- _PROMPT_
In the entries below, count every line containing "ümmewandelt". Return the number and nothing else.

* Begin MATERIALS PROVIDED *

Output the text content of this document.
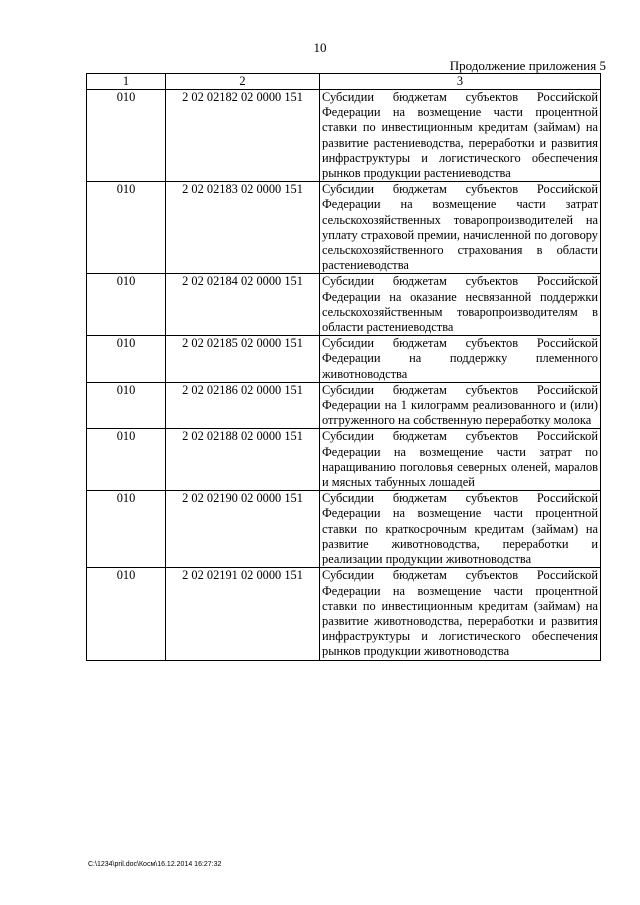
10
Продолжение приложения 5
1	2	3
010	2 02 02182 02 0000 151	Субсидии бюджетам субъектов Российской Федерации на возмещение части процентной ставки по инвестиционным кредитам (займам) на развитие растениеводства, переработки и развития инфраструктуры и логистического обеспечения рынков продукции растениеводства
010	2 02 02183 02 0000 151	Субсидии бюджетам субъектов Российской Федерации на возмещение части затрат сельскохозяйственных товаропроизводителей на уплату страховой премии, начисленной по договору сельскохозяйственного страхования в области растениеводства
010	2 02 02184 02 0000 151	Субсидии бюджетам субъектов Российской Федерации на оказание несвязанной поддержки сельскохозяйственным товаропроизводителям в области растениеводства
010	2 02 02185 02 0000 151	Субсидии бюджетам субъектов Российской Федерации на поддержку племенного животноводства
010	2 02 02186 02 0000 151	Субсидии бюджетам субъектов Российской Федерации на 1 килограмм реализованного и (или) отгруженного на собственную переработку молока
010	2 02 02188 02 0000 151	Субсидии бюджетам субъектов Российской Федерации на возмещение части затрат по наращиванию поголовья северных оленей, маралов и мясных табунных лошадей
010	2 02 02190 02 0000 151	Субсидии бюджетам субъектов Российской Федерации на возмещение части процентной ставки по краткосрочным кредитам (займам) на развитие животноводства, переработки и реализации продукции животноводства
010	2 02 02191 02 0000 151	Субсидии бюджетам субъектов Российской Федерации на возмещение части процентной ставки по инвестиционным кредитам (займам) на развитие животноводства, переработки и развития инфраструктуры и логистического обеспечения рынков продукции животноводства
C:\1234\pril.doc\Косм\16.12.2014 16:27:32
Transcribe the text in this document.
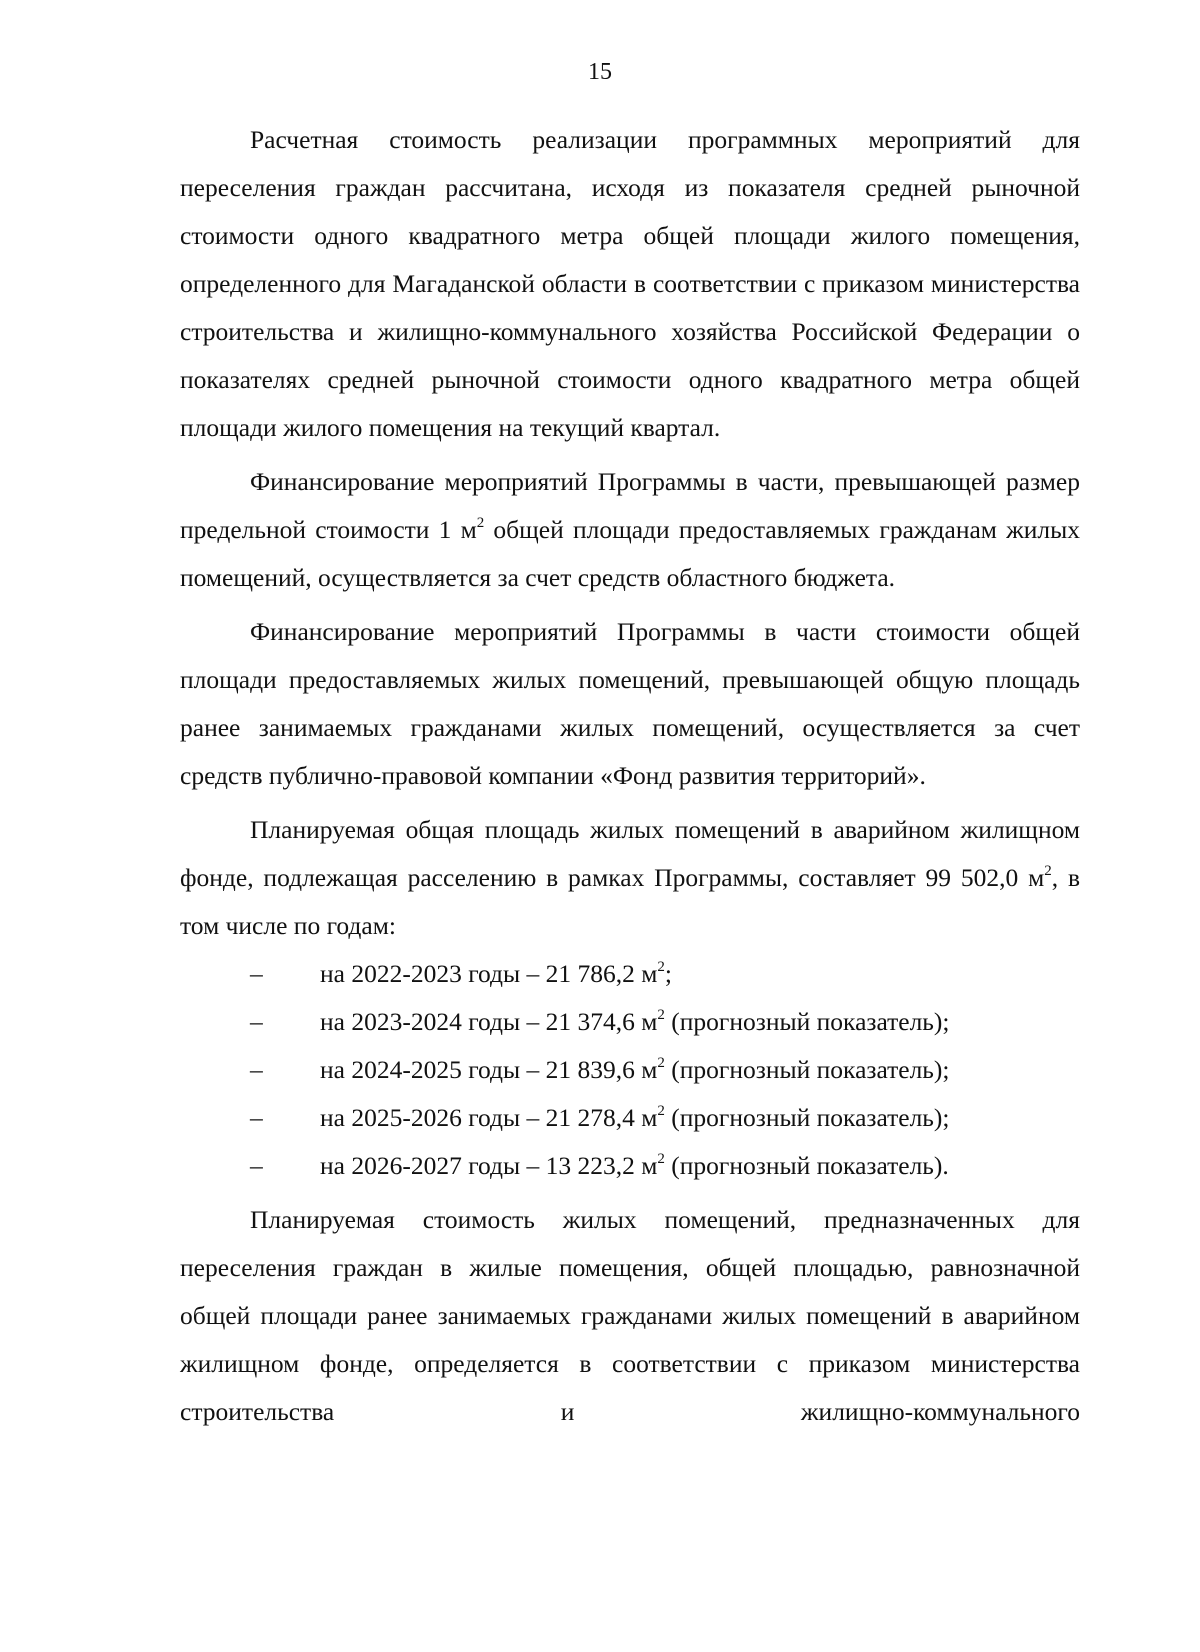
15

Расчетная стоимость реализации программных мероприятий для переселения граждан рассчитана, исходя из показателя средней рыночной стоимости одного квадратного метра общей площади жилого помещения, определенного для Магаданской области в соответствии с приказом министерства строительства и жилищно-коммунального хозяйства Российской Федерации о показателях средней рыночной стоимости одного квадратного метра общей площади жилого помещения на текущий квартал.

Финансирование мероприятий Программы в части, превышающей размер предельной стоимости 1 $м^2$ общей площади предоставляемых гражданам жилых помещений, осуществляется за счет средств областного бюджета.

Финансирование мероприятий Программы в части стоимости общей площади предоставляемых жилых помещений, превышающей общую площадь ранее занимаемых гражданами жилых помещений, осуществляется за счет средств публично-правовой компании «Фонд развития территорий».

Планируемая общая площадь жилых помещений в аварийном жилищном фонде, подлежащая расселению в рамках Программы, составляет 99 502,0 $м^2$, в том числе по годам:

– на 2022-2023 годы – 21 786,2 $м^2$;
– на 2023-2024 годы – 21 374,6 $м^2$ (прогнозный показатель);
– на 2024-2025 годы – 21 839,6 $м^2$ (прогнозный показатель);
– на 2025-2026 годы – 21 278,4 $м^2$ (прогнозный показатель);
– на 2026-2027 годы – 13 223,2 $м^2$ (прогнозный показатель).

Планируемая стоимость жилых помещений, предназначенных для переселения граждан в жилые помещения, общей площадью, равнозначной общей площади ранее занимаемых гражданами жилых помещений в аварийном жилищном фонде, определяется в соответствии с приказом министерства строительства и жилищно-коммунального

* End MATERIALS PROVIDED *
* Begin MATERIALS PROVIDED *

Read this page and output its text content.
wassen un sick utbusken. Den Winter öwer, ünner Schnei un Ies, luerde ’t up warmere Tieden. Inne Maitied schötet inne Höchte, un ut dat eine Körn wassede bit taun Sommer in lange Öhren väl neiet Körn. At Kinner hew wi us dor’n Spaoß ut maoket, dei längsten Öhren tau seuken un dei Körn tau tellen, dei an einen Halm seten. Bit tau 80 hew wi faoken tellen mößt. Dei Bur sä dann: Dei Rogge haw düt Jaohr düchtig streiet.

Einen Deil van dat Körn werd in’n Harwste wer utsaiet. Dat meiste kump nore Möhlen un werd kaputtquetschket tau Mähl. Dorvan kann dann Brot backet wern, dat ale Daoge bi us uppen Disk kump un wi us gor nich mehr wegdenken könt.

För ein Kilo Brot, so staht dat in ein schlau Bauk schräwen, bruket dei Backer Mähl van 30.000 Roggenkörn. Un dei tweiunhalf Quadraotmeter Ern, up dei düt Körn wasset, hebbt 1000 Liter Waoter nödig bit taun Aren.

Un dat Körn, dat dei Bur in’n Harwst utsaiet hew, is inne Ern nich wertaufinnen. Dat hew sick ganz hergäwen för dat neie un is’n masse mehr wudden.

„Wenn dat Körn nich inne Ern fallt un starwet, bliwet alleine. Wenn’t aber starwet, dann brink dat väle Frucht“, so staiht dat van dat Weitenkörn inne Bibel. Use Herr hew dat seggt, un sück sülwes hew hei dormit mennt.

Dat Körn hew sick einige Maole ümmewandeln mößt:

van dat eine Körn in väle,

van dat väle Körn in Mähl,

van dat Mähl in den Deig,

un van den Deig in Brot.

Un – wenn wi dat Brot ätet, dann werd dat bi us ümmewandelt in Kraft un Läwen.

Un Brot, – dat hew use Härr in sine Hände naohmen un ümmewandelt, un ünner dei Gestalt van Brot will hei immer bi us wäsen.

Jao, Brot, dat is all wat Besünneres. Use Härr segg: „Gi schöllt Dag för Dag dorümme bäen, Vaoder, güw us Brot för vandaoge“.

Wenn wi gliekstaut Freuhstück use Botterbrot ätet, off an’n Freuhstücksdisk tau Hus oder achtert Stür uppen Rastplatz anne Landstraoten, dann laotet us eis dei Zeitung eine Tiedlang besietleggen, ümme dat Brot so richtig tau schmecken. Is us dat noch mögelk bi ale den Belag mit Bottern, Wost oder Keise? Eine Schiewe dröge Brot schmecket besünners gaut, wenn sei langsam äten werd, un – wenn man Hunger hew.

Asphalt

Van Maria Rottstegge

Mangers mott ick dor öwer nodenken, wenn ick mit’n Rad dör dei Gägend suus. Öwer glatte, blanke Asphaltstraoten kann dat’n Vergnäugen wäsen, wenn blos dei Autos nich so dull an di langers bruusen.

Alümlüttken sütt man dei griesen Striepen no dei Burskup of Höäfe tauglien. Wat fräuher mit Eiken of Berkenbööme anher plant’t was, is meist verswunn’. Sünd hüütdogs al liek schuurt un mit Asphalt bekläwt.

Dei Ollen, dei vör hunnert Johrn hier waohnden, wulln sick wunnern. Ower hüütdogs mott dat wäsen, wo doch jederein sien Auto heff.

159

* End MATERIALS PROVIDED *
* Begin MATERIALS PROVIDED *

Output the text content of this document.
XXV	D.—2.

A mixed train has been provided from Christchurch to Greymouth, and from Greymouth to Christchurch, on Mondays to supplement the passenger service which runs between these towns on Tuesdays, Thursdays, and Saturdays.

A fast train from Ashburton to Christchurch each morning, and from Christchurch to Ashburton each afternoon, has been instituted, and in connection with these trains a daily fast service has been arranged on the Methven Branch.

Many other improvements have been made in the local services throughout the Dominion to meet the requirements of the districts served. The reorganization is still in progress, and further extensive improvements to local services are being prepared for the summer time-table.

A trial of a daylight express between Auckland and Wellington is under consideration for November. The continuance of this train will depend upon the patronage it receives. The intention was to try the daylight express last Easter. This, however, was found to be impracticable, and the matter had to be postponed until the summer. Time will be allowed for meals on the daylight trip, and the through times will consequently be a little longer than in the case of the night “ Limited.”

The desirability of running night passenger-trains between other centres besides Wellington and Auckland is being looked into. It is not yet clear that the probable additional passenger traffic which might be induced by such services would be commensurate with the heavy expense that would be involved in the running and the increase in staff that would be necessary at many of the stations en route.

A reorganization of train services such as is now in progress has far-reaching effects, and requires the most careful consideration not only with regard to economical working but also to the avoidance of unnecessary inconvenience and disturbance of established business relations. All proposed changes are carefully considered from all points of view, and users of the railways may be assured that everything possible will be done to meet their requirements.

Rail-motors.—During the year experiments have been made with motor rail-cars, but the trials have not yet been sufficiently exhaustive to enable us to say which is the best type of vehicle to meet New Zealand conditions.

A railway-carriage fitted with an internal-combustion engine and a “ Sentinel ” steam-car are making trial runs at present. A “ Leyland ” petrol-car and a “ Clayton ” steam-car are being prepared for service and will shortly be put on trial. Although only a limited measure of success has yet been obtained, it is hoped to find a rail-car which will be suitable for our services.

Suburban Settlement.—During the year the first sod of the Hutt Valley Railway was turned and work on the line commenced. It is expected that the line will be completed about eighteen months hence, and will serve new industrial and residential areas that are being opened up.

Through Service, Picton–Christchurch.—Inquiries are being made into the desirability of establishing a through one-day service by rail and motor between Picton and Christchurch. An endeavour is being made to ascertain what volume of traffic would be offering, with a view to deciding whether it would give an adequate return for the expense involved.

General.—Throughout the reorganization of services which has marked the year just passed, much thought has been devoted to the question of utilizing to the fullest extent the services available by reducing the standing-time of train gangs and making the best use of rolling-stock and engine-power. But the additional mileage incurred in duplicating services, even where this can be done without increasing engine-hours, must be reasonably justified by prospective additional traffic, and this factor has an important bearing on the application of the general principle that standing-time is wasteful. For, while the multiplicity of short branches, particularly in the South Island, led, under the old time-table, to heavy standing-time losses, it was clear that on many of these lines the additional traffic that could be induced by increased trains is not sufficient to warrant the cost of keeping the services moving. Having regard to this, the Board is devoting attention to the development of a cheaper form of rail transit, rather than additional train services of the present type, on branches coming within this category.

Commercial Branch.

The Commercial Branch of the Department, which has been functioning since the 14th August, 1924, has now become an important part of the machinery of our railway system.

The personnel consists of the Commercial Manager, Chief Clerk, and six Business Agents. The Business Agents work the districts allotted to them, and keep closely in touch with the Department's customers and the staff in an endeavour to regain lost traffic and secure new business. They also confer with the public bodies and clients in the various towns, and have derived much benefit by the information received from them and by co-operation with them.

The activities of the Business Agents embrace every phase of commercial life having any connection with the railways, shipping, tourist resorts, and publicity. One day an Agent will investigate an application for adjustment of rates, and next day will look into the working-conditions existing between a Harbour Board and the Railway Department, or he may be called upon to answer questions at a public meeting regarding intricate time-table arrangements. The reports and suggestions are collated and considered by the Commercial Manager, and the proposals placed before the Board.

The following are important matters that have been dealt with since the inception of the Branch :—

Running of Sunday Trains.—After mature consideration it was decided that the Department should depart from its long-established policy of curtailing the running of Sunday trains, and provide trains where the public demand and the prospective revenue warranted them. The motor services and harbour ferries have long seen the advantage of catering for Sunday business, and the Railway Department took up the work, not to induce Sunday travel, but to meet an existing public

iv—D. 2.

* End MATERIALS PROVIDED *

- _THE COMPLETED TASK_
2